EXCERPT
Truth may be stranger than fiction, but feature films still need more than a "true story" disclaimer to navigate those tricky dramaturgical twists. Such is the case with this Velveeta slice of Midwest hokum, the strangely unconvincing story of hausfrau Evelyn Ryan (Moore), who won hundreds of jingle-writing contests in the '50s and '60s to single-handedly keep afloat her alcoholic husband and ten children.

Just as the debt collectors flag their bills and the bankers threaten to foreclose, Evelyn miraculously becomes the blessed recipient of enough cash and prizes to (barely) ease the family's financial straits. But drunkard dad Kelly (Harrelson, sporting a wiggy brown hairpiece) unleashes his macho rage every time his marketing-savvy wife emasculates him with another mother lode of corporate freebies.

RECORDS
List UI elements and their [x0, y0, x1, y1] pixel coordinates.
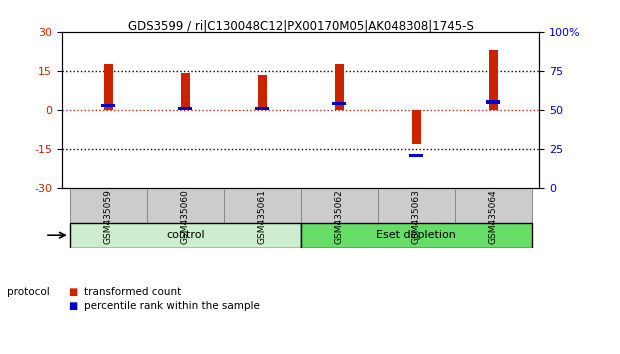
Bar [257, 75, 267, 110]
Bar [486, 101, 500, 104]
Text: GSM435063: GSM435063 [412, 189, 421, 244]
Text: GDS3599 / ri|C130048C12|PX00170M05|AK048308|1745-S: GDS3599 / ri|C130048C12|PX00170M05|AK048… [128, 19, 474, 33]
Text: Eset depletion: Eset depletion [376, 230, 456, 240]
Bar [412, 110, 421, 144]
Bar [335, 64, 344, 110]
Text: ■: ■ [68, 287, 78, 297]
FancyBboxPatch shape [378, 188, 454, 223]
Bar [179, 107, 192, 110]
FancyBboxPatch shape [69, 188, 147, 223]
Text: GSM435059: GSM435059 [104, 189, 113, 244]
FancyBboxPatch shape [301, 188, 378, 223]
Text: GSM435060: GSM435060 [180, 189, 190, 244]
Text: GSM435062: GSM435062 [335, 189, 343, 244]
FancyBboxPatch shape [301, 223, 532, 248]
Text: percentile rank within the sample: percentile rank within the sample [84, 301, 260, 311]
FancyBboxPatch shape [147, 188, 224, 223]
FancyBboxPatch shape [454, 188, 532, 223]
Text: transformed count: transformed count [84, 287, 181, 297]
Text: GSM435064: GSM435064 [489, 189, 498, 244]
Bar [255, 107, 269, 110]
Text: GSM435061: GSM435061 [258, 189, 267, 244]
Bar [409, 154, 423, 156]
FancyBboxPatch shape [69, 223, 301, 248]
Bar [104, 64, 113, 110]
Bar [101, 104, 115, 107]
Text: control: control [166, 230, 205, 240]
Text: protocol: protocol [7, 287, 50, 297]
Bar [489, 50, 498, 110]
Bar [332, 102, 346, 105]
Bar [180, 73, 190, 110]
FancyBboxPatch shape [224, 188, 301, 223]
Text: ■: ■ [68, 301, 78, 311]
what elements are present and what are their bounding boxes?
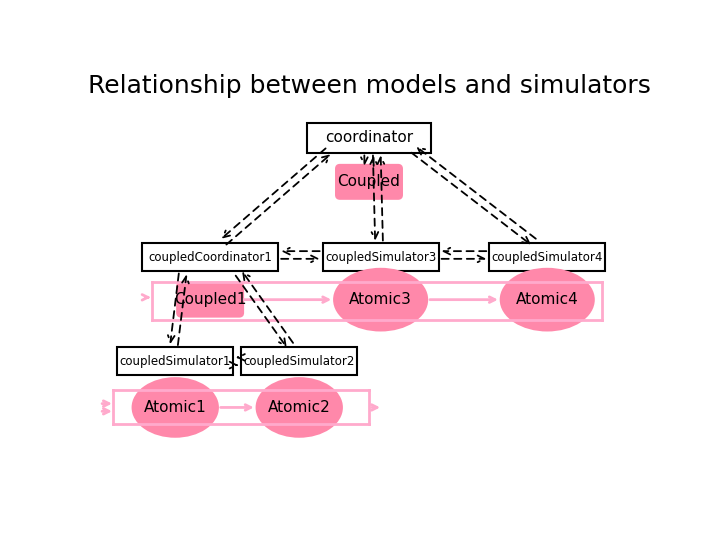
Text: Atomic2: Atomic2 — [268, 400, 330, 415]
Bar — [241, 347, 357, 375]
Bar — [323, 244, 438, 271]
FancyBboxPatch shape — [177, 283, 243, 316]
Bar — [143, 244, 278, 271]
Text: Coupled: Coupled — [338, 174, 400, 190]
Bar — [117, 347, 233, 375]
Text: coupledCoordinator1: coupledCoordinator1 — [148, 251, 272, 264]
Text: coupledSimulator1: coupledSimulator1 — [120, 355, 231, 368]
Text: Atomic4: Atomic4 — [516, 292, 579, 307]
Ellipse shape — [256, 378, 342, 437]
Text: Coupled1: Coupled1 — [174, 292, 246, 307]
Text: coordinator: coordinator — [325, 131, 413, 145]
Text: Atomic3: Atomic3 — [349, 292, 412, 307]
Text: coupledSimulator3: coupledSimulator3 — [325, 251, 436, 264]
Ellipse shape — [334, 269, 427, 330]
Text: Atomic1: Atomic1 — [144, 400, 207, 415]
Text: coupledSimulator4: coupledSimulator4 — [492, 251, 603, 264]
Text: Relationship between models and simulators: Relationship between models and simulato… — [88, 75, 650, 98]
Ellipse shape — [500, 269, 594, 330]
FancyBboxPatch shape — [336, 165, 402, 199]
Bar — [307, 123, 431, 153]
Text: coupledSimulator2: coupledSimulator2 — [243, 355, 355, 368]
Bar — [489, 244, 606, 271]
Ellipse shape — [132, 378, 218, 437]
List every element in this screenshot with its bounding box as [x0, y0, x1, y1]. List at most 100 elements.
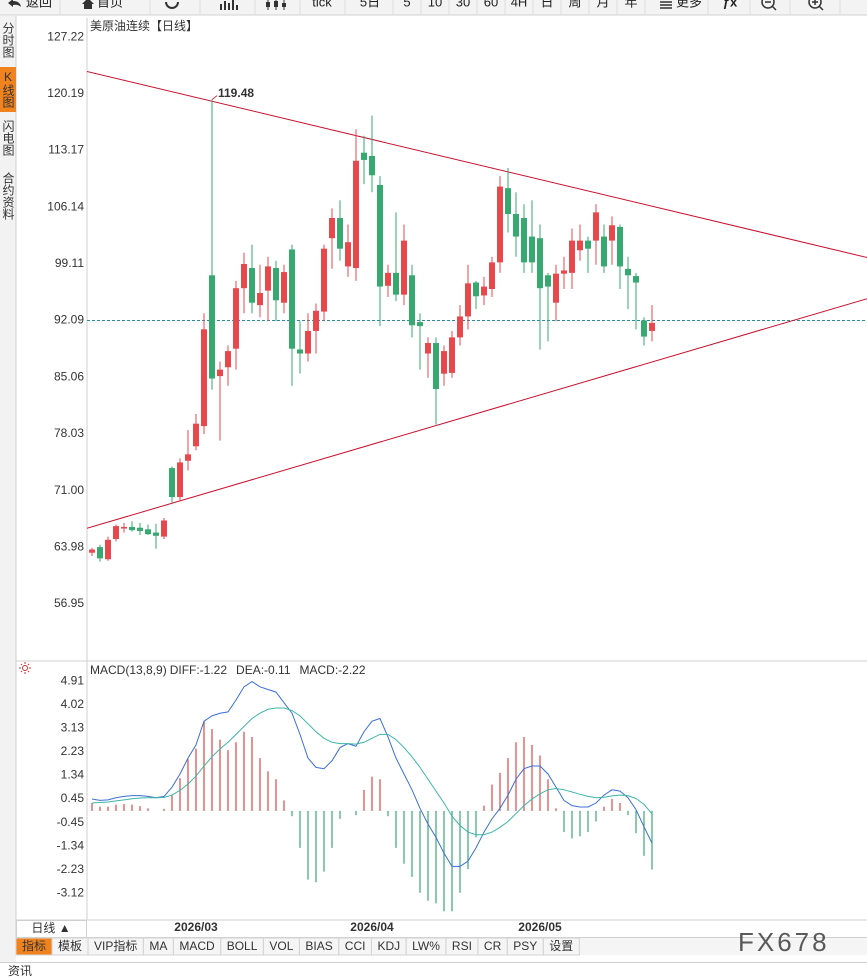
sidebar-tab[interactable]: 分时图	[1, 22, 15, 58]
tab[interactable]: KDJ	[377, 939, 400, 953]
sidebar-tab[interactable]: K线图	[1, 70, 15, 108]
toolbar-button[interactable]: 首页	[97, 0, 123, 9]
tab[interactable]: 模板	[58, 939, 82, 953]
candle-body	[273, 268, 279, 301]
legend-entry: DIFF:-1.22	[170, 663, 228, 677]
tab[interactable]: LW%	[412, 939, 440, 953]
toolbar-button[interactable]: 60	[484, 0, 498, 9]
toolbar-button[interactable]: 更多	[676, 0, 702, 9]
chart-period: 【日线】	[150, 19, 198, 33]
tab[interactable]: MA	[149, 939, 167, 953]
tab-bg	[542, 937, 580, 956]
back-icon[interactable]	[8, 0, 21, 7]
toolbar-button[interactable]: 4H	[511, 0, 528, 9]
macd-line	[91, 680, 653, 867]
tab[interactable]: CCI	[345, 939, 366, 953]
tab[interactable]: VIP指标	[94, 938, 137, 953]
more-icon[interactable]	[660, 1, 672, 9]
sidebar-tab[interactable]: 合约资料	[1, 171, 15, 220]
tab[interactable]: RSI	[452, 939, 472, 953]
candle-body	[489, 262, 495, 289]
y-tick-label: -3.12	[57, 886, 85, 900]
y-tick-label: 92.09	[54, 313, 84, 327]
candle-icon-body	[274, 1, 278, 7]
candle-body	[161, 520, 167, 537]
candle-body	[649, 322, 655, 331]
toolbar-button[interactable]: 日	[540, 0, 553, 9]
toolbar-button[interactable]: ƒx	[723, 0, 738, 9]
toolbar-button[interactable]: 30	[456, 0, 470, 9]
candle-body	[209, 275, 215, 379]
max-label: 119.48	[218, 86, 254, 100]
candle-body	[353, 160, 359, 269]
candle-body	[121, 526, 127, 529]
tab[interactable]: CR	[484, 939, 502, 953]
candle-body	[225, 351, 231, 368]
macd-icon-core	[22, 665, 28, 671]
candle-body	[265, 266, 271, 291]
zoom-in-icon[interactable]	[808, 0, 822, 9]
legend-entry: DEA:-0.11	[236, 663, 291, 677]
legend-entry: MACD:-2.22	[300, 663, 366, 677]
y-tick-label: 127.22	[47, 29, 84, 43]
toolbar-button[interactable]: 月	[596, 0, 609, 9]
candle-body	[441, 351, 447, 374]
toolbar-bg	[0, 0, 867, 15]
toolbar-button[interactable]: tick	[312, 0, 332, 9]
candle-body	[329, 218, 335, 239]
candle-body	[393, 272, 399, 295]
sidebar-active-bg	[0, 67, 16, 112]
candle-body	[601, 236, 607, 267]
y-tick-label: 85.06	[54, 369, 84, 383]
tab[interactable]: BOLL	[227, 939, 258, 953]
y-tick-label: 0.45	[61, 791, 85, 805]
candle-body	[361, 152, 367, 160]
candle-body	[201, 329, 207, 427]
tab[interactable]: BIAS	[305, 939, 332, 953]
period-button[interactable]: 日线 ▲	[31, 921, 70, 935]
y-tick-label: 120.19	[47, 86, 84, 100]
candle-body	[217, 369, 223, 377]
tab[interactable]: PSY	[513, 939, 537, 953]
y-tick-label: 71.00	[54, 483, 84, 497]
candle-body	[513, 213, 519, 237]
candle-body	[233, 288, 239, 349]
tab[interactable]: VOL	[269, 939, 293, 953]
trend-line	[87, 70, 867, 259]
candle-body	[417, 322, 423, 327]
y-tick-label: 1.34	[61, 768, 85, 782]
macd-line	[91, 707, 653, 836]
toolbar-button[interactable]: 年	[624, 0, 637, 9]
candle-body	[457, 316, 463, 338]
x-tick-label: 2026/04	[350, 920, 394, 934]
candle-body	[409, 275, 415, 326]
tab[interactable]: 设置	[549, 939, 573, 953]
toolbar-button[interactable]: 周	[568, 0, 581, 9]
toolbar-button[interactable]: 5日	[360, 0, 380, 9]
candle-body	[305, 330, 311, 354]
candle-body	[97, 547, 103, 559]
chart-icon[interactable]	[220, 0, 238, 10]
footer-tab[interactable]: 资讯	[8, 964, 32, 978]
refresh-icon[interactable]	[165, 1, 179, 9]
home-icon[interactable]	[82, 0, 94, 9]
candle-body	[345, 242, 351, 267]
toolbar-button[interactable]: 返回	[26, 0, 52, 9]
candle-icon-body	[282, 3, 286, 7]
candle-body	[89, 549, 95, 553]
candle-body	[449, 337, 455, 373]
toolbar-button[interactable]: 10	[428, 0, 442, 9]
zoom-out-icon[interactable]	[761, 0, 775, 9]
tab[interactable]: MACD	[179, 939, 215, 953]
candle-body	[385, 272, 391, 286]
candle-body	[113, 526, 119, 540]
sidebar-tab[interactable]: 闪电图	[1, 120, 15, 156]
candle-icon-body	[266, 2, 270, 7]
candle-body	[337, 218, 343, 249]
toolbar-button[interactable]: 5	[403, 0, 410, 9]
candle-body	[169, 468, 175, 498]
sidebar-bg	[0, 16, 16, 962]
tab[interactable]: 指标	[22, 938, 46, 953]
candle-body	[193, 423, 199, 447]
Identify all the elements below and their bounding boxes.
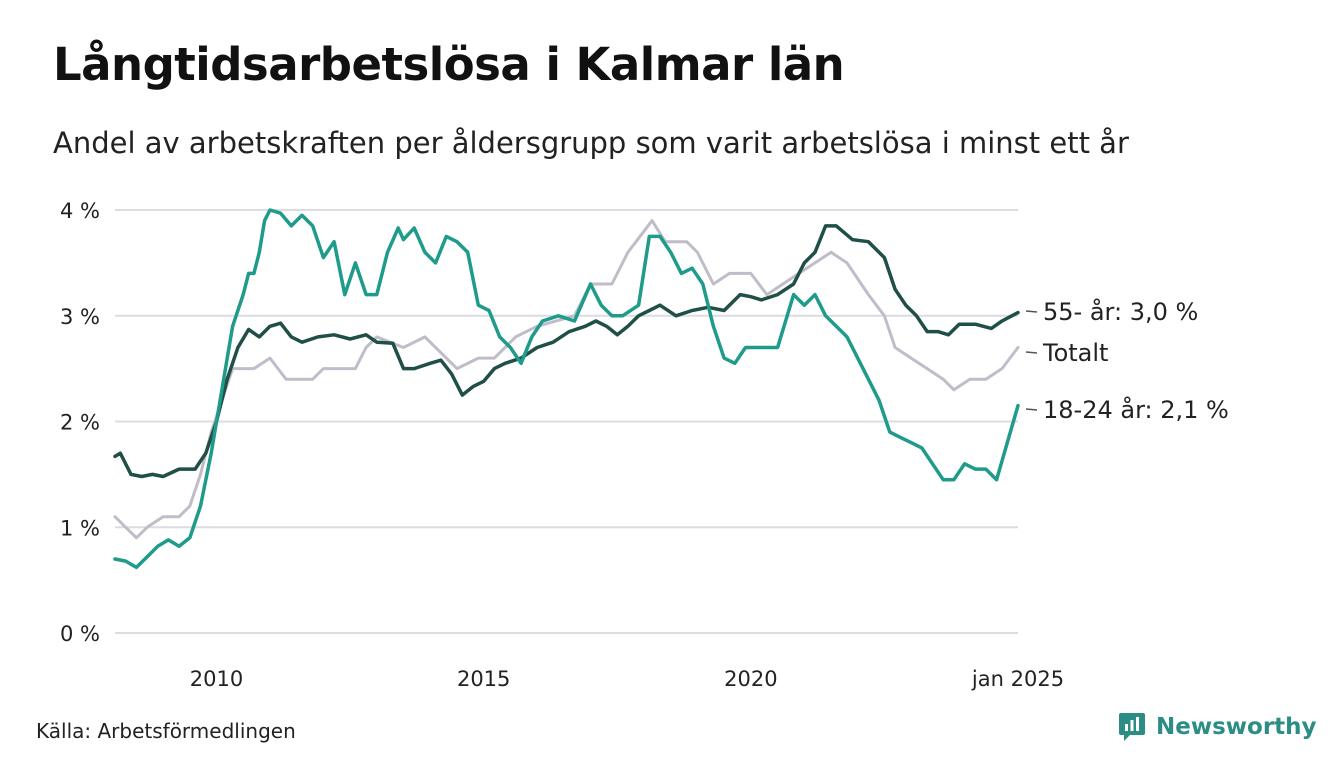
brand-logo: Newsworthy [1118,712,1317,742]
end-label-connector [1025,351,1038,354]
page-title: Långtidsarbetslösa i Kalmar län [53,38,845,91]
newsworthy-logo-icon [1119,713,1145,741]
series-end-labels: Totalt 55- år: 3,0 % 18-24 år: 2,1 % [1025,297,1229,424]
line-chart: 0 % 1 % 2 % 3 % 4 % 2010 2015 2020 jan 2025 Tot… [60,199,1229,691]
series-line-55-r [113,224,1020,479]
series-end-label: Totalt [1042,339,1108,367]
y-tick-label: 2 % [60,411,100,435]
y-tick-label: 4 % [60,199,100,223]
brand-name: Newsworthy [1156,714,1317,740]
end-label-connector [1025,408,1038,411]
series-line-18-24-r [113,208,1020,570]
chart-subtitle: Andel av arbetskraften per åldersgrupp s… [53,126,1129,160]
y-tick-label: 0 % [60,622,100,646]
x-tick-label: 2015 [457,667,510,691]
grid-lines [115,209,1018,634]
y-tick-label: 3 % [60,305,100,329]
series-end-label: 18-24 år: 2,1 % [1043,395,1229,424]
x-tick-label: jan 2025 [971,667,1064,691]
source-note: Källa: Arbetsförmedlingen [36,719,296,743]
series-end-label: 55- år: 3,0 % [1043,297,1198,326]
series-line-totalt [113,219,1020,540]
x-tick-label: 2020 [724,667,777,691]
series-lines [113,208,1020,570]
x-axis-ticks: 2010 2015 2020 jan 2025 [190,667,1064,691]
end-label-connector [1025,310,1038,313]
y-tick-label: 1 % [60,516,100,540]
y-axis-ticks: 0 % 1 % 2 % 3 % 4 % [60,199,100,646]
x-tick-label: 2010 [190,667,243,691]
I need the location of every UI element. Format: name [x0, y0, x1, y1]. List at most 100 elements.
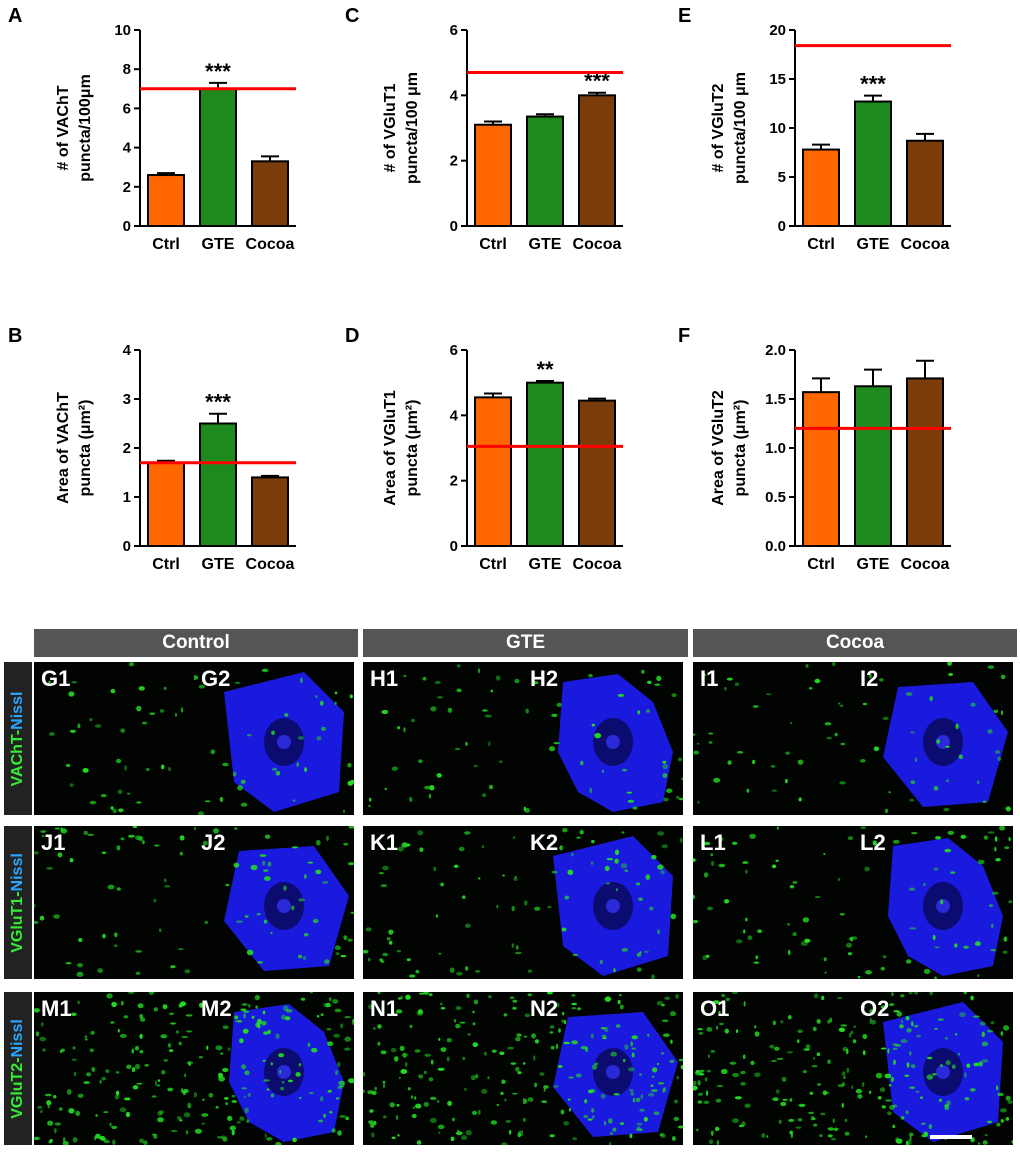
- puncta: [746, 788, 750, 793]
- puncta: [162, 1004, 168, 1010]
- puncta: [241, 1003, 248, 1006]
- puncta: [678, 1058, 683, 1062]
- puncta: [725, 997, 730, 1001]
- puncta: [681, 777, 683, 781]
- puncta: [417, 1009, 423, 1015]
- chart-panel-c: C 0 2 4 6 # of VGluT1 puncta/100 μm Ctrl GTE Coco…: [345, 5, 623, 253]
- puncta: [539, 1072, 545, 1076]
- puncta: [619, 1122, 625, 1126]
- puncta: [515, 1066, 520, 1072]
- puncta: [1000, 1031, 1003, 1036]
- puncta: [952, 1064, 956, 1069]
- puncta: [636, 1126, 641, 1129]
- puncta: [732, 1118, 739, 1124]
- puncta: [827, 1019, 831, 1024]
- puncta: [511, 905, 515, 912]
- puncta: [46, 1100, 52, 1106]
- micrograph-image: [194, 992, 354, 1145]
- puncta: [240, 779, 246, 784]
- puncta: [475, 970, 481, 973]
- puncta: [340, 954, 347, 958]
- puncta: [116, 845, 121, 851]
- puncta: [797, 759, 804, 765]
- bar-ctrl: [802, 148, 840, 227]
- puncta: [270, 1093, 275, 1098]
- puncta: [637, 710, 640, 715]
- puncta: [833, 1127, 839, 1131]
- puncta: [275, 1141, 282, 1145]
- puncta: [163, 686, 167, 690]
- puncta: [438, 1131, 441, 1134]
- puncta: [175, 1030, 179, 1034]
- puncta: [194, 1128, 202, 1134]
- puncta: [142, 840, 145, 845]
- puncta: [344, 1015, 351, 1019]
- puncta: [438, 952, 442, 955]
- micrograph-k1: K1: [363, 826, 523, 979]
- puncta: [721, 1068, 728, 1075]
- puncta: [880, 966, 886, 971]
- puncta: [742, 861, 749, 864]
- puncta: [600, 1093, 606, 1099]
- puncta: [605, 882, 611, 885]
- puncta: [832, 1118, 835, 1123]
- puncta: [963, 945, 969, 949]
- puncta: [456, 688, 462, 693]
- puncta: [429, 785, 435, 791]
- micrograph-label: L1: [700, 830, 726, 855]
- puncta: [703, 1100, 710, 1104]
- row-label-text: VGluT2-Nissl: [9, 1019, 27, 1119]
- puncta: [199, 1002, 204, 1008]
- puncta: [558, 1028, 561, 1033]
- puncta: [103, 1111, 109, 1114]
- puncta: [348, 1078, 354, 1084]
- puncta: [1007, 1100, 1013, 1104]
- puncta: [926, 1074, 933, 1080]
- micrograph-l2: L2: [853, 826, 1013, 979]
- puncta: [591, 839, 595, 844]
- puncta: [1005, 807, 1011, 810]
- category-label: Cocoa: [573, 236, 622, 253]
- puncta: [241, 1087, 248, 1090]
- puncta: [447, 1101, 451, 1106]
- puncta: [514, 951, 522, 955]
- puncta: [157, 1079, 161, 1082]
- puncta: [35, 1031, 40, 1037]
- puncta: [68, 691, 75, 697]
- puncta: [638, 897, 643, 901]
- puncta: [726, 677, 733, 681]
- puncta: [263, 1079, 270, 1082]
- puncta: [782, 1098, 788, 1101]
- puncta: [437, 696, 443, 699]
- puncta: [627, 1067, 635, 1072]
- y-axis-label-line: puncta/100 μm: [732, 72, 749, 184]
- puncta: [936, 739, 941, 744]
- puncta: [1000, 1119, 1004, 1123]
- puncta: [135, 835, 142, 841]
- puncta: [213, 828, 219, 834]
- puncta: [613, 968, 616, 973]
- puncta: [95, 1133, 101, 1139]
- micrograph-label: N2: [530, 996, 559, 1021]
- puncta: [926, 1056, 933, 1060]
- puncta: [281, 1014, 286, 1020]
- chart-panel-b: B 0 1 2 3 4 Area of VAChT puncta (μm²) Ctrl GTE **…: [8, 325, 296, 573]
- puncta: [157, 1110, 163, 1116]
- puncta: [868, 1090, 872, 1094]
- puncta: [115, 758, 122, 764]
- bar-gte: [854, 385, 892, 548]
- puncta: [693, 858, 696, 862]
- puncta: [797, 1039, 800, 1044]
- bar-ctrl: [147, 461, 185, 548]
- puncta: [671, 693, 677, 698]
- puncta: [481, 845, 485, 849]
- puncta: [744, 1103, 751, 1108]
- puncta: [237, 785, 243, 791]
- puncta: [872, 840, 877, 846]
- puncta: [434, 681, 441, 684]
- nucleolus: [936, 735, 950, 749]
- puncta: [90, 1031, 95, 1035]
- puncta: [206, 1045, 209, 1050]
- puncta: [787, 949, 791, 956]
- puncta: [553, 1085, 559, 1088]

GIVEN PROBLEM
Reproduce the film review word for word, from start to finish. The material has no connection to the film review.

SOLVED PROBLEM
Truth may be stranger than fiction, but feature films still need more than a "true story" disclaimer to navigate those tricky dramaturgical twists. Such is the case with this Velveeta slice of Midwest hokum, the strangely unconvincing story of hausfrau Evelyn Ryan (Moore), who won hundreds of jingle-writing contests in the '50s and '60s to single-handedly keep afloat her alcoholic husband and ten children.

Just as the debt collectors flag their bills and the bankers threaten to foreclose, Evelyn miraculously becomes the blessed recipient of enough cash and prizes to (barely) ease the family's financial straits. But drunkard dad Kelly (Harrelson, sporting a wiggy brown hairpiece) unleashes his macho rage every time his marketing-savvy wife emasculates him with another mother lode of corporate freebies.